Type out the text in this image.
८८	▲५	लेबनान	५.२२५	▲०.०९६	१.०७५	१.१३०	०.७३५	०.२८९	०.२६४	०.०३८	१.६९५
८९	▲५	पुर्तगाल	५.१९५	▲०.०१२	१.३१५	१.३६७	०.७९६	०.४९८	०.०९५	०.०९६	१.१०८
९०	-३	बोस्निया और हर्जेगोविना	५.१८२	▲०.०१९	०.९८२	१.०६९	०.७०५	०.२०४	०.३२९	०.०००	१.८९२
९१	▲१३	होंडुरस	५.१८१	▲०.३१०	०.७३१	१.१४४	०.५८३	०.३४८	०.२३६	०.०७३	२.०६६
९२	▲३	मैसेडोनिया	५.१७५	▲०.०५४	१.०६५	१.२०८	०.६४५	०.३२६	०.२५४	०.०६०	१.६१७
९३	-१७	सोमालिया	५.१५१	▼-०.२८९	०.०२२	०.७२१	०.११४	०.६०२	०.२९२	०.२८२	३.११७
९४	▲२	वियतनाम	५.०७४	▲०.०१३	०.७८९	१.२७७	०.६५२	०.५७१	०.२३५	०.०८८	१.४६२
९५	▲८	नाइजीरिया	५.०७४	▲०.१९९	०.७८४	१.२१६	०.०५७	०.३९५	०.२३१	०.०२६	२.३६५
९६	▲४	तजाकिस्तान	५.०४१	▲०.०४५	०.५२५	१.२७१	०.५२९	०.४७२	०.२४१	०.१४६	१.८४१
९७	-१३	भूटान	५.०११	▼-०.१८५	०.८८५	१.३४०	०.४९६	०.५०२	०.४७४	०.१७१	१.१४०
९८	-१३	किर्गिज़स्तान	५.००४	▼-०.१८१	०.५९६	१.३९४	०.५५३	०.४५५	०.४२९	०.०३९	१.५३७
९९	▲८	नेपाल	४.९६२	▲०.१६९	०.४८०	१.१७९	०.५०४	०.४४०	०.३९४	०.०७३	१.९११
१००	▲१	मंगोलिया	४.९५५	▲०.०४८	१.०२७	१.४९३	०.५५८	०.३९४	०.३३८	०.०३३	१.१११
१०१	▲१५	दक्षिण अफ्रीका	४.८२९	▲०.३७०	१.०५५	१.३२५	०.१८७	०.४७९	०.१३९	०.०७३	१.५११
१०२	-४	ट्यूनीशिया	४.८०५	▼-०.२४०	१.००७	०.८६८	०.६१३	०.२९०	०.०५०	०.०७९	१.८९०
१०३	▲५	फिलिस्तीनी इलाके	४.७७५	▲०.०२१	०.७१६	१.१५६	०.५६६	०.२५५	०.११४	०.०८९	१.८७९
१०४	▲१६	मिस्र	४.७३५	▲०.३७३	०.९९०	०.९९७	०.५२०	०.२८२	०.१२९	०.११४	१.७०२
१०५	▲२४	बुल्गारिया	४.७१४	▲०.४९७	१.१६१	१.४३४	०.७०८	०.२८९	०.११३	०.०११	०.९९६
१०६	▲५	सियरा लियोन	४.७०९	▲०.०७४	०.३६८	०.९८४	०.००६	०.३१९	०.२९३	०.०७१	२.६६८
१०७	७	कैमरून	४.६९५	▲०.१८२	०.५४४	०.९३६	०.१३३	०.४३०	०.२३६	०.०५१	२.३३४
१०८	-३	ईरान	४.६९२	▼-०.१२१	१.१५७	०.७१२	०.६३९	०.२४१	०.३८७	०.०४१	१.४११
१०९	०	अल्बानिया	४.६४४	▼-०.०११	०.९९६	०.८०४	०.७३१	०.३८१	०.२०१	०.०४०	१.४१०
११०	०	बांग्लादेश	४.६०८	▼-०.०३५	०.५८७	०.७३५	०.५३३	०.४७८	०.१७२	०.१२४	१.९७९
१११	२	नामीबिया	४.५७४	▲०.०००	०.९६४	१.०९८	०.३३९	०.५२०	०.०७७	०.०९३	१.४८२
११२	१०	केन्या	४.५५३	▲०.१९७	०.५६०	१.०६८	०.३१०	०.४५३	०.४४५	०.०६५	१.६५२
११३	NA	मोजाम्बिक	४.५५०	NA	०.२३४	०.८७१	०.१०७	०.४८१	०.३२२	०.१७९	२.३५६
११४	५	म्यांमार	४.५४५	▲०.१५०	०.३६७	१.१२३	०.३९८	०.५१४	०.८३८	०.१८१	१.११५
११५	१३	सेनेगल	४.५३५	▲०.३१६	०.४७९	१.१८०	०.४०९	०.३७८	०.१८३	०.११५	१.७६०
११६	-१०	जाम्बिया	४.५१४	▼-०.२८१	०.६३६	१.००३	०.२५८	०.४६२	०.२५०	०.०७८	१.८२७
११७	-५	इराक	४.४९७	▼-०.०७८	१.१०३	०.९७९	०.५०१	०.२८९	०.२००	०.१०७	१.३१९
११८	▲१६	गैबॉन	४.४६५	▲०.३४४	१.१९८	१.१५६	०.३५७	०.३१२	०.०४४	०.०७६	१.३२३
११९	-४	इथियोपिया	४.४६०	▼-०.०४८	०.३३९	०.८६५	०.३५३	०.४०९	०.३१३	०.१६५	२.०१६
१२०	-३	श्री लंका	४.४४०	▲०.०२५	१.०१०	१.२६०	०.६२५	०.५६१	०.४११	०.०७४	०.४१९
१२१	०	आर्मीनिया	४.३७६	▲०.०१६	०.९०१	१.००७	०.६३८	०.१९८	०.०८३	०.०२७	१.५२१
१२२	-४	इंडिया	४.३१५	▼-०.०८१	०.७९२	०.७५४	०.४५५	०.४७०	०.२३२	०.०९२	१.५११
+ + + +
= Requirements =
Each line of the listing should be echoed back exactly.

= Answer in full =
Type out the text in this image.
८८	▲५	लेबनान	५.२२५	▲०.०९६	१.०७५	१.१३०	०.७३५	०.२८९	०.२६४	०.०३८	१.६९५
८९	▲५	पुर्तगाल	५.१९५	▲०.०१२	१.३१५	१.३६७	०.७९६	०.४९८	०.०९५	०.०९६	१.१०८
९०	-३	बोस्निया और हर्जेगोविना	५.१८२	▲०.०१९	०.९८२	१.०६९	०.७०५	०.२०४	०.३२९	०.०००	१.८९२
९१	▲१३	होंडुरस	५.१८१	▲०.३१०	०.७३१	१.१४४	०.५८३	०.३४८	०.२३६	०.०७३	२.०६६
९२	▲३	मैसेडोनिया	५.१७५	▲०.०५४	१.०६५	१.२०८	०.६४५	०.३२६	०.२५४	०.०६०	१.६१७
९३	-१७	सोमालिया	५.१५१	▼-०.२८९	०.०२२	०.७२१	०.११४	०.६०२	०.२९२	०.२८२	३.११७
९४	▲२	वियतनाम	५.०७४	▲०.०१३	०.७८९	१.२७७	०.६५२	०.५७१	०.२३५	०.०८८	१.४६२
९५	▲८	नाइजीरिया	५.०७४	▲०.१९९	०.७८४	१.२१६	०.०५७	०.३९५	०.२३१	०.०२६	२.३६५
९६	▲४	तजाकिस्तान	५.०४१	▲०.०४५	०.५२५	१.२७१	०.५२९	०.४७२	०.२४१	०.१४६	१.८४१
९७	-१३	भूटान	५.०११	▼-०.१८५	०.८८५	१.३४०	०.४९६	०.५०२	०.४७४	०.१७१	१.१४०
९८	-१३	किर्गिज़स्तान	५.००४	▼-०.१८१	०.५९६	१.३९४	०.५५३	०.४५५	०.४२९	०.०३९	१.५३७
९९	▲८	नेपाल	४.९६२	▲०.१६९	०.४८०	१.१७९	०.५०४	०.४४०	०.३९४	०.०७३	१.९११
१००	▲१	मंगोलिया	४.९५५	▲०.०४८	१.०२७	१.४९३	०.५५८	०.३९४	०.३३८	०.०३३	१.१११
१०१	▲१५	दक्षिण अफ्रीका	४.८२९	▲०.३७०	१.०५५	१.३२५	०.१८७	०.४७९	०.१३९	०.०७३	१.५११
१०२	-४	ट्यूनीशिया	४.८०५	▼-०.२४०	१.००७	०.८६८	०.६१३	०.२९०	०.०५०	०.०७९	१.८९०
१०३	▲५	फिलिस्तीनी इलाके	४.७७५	▲०.०२१	०.७१६	१.१५६	०.५६६	०.२५५	०.११४	०.०८९	१.८७९
१०४	▲१६	मिस्र	४.७३५	▲०.३७३	०.९९०	०.९९७	०.५२०	०.२८२	०.१२९	०.११४	१.७०२
१०५	▲२४	बुल्गारिया	४.७१४	▲०.४९७	१.१६१	१.४३४	०.७०८	०.२८९	०.११३	०.०११	०.९९६
१०६	▲५	सियरा लियोन	४.७०९	▲०.०७४	०.३६८	०.९८४	०.००६	०.३१९	०.२९३	०.०७१	२.६६८
१०७	७	कैमरून	४.६९५	▲०.१८२	०.५४४	०.९३६	०.१३३	०.४३०	०.२३६	०.०५१	२.३३४
१०८	-३	ईरान	४.६९२	▼-०.१२१	१.१५७	०.७१२	०.६३९	०.२४१	०.३८७	०.०४१	१.४११
१०९	०	अल्बानिया	४.६४४	▼-०.०११	०.९९६	०.८०४	०.७३१	०.३८१	०.२०१	०.०४०	१.४१०
११०	०	बांग्लादेश	४.६०८	▼-०.०३५	०.५८७	०.७३५	०.५३३	०.४७८	०.१७२	०.१२४	१.९७९
१११	२	नामीबिया	४.५७४	▲०.०००	०.९६४	१.०९८	०.३३९	०.५२०	०.०७७	०.०९३	१.४८२
११२	१०	केन्या	४.५५३	▲०.१९७	०.५६०	१.०६८	०.३१०	०.४५३	०.४४५	०.०६५	१.६५२
११३	NA	मोजाम्बिक	४.५५०	NA	०.२३४	०.८७१	०.१०७	०.४८१	०.३२२	०.१७९	२.३५६
११४	५	म्यांमार	४.५४५	▲०.१५०	०.३६७	१.१२३	०.३९८	०.५१४	०.८३८	०.१८१	१.११५
११५	१३	सेनेगल	४.५३५	▲०.३१६	०.४७९	१.१८०	०.४०९	०.३७८	०.१८३	०.११५	१.७६०
११६	-१०	जाम्बिया	४.५१४	▼-०.२८१	०.६३६	१.००३	०.२५८	०.४६२	०.२५०	०.०७८	१.८२७
११७	-५	इराक	४.४९७	▼-०.०७८	१.१०३	०.९७९	०.५०१	०.२८९	०.२००	०.१०७	१.३१९
११८	▲१६	गैबॉन	४.४६५	▲०.३४४	१.१९८	१.१५६	०.३५७	०.३१२	०.०४४	०.०७६	१.३२३
११९	-४	इथियोपिया	४.४६०	▼-०.०४८	०.३३९	०.८६५	०.३५३	०.४०९	०.३१३	०.१६५	२.०१६
१२०	-३	श्री लंका	४.४४०	▲०.०२५	१.०१०	१.२६०	०.६२५	०.५६१	०.४११	०.०७४	०.४१९
१२१	०	आर्मीनिया	४.३७६	▲०.०१६	०.९०१	१.००७	०.६३८	०.१९८	०.०८३	०.०२७	१.५२१
१२२	-४	इंडिया	४.३१५	▼-०.०८१	०.७९२	०.७५४	०.४५५	०.४७०	०.२३२	०.०९२	१.५११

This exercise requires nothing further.